# What you will do
Do any lines in the data below contain "LIWC"? If so, copy every one of them.
::: Extracted information
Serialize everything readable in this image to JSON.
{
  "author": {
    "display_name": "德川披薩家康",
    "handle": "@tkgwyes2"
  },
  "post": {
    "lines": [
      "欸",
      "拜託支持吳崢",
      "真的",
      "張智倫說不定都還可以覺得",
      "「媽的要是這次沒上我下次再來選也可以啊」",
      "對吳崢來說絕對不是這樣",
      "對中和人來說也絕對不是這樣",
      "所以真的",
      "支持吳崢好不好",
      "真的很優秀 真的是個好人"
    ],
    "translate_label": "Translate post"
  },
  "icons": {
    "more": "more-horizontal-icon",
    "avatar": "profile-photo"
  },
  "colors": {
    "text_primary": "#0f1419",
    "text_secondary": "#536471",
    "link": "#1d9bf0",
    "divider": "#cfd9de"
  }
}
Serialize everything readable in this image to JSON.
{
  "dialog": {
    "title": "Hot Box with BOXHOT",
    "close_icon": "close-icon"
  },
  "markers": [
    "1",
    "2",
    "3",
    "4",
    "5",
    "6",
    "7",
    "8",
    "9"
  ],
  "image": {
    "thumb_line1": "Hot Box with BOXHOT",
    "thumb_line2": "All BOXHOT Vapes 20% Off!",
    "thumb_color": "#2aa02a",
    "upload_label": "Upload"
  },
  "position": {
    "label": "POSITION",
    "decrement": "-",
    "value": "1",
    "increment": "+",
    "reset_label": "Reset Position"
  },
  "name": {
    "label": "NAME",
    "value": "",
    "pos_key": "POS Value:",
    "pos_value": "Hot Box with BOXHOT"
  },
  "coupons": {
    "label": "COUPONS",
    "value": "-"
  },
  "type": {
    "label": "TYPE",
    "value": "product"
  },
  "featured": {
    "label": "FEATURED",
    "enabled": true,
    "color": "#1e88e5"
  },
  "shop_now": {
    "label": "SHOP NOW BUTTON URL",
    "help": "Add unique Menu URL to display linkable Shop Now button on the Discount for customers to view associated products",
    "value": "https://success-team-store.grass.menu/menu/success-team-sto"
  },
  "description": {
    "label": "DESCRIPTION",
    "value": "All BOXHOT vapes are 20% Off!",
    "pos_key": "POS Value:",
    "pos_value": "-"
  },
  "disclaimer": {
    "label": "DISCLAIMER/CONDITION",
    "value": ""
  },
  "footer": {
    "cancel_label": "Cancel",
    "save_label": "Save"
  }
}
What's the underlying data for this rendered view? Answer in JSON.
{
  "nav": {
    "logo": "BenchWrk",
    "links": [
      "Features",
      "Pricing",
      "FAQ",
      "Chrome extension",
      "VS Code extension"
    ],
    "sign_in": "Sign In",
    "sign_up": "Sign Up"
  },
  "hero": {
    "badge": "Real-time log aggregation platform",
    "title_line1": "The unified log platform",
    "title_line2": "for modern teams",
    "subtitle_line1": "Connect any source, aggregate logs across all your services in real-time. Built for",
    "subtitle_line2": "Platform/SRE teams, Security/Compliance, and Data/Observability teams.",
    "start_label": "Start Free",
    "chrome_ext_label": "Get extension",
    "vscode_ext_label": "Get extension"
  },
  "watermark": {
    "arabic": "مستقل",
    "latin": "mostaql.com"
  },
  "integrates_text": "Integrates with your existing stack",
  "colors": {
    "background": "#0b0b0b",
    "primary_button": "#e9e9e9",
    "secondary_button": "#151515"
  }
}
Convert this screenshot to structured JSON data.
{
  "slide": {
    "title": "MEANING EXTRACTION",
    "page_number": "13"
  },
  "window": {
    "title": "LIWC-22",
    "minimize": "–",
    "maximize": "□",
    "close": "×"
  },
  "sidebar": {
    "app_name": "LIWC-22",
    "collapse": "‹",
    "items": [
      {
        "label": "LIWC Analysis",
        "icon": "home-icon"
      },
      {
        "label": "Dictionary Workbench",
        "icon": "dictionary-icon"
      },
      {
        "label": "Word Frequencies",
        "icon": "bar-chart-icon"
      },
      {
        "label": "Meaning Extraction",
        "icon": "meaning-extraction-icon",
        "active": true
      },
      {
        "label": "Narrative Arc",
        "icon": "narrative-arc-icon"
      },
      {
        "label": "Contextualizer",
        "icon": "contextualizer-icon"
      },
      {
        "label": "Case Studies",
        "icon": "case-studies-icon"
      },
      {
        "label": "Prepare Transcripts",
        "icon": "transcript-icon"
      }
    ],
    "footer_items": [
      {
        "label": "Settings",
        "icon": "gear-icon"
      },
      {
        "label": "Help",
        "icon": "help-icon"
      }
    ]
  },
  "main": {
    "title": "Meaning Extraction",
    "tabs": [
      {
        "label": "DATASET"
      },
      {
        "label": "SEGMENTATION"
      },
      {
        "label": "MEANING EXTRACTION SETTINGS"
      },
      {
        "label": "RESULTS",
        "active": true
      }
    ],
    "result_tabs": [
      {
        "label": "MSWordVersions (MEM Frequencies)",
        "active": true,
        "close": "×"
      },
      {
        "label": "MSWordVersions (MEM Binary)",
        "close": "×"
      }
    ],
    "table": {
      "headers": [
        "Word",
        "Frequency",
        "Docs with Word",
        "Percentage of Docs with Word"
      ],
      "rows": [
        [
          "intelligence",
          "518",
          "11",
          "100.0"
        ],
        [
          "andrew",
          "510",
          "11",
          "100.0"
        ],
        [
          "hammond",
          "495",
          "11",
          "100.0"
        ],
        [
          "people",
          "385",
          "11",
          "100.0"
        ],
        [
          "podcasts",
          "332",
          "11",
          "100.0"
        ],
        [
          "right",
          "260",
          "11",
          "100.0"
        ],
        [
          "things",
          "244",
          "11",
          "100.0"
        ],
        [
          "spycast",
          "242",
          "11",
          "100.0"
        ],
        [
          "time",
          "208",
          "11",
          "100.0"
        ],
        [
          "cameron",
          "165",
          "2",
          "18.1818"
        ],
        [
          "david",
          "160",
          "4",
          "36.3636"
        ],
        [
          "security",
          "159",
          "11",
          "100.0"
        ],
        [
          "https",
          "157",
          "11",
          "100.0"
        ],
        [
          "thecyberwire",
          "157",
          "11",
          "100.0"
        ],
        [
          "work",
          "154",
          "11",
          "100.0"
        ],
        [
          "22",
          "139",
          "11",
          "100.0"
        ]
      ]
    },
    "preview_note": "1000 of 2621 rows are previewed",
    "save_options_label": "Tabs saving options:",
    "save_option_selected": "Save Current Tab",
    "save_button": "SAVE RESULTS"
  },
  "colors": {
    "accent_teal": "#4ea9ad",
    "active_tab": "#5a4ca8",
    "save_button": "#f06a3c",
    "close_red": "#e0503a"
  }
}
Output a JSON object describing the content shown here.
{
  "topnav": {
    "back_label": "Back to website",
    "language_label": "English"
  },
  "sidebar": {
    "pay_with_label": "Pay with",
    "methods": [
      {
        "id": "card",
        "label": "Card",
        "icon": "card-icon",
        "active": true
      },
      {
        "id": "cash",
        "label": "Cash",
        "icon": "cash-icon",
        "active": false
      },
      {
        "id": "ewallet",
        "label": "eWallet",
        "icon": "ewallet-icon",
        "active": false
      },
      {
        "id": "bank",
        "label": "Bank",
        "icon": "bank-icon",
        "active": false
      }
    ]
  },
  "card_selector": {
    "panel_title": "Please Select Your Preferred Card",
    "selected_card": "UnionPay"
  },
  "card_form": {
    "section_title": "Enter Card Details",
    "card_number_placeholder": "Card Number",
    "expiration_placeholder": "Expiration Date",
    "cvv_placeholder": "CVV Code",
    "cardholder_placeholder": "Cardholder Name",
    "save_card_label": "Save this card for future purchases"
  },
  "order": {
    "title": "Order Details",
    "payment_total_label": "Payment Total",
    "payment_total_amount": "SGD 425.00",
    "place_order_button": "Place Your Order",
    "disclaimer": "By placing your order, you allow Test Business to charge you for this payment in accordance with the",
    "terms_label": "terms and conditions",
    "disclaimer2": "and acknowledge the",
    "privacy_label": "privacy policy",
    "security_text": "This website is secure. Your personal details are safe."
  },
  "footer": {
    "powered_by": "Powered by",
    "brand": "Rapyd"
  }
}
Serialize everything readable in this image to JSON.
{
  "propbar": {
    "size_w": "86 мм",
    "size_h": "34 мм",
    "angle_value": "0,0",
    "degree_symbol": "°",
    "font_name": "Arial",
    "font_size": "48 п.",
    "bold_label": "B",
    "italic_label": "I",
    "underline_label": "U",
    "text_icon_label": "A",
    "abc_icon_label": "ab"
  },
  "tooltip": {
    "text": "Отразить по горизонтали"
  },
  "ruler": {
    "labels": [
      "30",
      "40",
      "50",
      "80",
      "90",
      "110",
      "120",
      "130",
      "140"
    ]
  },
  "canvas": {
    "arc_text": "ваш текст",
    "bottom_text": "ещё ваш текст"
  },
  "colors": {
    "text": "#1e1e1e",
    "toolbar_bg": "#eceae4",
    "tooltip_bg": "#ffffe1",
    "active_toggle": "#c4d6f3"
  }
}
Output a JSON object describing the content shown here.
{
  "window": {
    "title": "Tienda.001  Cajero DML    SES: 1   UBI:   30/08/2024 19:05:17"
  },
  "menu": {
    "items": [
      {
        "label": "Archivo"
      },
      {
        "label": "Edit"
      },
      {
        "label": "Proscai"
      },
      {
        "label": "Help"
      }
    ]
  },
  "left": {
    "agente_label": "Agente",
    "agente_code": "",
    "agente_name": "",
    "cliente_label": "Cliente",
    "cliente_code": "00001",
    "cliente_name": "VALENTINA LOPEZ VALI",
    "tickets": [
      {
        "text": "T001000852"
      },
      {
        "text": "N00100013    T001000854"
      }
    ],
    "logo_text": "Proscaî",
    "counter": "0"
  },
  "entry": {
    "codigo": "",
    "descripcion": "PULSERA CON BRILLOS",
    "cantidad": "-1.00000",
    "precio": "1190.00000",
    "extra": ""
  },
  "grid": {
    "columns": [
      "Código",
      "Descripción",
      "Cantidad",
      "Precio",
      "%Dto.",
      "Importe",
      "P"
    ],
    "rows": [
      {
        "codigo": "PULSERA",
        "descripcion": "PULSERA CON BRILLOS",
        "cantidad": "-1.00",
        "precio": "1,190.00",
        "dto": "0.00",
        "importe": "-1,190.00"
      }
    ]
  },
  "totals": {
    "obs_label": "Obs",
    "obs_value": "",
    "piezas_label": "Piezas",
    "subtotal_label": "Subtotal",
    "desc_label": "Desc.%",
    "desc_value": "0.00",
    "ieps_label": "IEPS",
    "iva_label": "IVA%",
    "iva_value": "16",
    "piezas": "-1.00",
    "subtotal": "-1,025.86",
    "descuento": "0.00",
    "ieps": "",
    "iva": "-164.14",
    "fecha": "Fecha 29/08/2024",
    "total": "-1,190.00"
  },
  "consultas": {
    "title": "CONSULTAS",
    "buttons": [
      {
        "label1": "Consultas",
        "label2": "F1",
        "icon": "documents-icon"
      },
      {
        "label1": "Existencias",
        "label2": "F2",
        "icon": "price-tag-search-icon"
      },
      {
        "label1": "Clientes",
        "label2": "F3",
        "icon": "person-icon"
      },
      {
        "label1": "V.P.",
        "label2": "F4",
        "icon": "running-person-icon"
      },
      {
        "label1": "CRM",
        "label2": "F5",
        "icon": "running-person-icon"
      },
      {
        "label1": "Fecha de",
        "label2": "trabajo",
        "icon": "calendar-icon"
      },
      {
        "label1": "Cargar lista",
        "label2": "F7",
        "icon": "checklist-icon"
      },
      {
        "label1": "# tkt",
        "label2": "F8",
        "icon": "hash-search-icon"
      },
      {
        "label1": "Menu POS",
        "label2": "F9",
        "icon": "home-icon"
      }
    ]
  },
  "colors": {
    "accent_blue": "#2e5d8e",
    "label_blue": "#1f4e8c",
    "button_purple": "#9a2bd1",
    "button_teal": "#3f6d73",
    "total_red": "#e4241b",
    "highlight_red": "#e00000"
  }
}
::::::
# Solution
    "title": "LIWC-22",
    "app_name": "LIWC-22",
        "label": "LIWC Analysis",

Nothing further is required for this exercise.